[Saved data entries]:
-- BEGIN --
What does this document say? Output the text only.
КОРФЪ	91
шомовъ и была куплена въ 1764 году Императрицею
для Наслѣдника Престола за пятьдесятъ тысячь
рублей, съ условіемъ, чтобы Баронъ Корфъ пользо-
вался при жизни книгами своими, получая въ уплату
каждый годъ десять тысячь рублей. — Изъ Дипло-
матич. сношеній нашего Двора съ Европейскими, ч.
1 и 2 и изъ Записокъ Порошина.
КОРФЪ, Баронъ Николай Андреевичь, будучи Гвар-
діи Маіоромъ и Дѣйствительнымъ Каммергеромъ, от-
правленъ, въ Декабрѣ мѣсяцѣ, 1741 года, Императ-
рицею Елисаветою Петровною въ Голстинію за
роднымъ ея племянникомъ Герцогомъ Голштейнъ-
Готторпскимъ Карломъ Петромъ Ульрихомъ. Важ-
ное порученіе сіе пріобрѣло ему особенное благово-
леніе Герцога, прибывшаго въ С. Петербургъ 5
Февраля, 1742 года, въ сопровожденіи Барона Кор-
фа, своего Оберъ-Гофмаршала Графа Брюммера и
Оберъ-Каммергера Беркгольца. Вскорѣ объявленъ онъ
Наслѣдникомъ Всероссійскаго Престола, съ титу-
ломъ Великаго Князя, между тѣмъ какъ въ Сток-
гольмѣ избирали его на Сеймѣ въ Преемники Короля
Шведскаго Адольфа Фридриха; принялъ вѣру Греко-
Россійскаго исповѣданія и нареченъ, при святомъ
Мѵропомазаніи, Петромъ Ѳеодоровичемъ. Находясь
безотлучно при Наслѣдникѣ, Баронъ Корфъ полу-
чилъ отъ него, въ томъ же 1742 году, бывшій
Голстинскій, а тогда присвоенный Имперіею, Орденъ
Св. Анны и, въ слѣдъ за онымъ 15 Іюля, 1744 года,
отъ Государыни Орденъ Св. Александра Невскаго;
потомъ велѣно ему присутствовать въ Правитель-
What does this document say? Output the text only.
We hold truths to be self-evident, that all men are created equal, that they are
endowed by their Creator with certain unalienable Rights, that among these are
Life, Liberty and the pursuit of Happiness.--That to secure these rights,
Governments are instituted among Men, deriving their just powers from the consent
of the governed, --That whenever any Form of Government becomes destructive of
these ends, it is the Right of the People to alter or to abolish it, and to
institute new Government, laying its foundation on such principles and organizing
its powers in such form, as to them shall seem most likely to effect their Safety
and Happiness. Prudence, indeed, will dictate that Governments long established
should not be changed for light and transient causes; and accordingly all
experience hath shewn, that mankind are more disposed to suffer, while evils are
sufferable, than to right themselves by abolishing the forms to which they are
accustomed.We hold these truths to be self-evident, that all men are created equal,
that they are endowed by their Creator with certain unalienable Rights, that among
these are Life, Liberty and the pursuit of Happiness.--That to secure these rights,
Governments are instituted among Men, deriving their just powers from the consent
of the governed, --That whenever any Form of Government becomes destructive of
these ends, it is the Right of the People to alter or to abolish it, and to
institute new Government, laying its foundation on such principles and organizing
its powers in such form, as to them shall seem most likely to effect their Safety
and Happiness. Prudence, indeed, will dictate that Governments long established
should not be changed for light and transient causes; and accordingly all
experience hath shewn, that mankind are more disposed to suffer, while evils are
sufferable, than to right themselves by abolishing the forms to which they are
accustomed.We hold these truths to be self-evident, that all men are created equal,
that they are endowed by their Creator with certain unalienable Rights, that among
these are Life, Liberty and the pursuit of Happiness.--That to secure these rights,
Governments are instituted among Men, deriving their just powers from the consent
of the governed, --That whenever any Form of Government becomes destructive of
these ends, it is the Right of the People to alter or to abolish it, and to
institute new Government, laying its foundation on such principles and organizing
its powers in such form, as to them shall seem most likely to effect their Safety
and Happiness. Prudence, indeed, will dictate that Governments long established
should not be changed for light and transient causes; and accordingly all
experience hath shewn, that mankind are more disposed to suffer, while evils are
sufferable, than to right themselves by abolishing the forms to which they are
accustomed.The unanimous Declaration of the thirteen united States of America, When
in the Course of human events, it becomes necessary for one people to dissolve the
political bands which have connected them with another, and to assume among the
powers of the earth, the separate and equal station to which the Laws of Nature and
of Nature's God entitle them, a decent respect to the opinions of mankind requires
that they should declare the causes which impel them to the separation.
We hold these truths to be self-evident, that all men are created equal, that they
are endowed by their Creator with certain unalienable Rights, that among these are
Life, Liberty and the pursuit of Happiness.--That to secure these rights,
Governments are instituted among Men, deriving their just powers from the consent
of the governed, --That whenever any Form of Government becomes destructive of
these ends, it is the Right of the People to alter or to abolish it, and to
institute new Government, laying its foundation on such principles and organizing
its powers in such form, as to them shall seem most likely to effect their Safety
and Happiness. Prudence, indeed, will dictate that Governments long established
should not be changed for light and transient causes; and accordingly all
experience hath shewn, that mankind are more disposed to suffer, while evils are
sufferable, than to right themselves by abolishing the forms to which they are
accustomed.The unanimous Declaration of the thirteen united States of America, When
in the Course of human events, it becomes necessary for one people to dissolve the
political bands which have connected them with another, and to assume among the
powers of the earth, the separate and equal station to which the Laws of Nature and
-- END --
[Brief]:
Among the lines of the data, identify those with the word "года". Copy each of them.

[Solution below]:
правленъ, въ Декабрѣ мѣсяцѣ, 1741 года, Императ-
Февраля, 1742 года, въ сопровожденіи Барона Кор-
Св. Анны и, въ слѣдъ за онымъ 15 Іюля, 1744 года,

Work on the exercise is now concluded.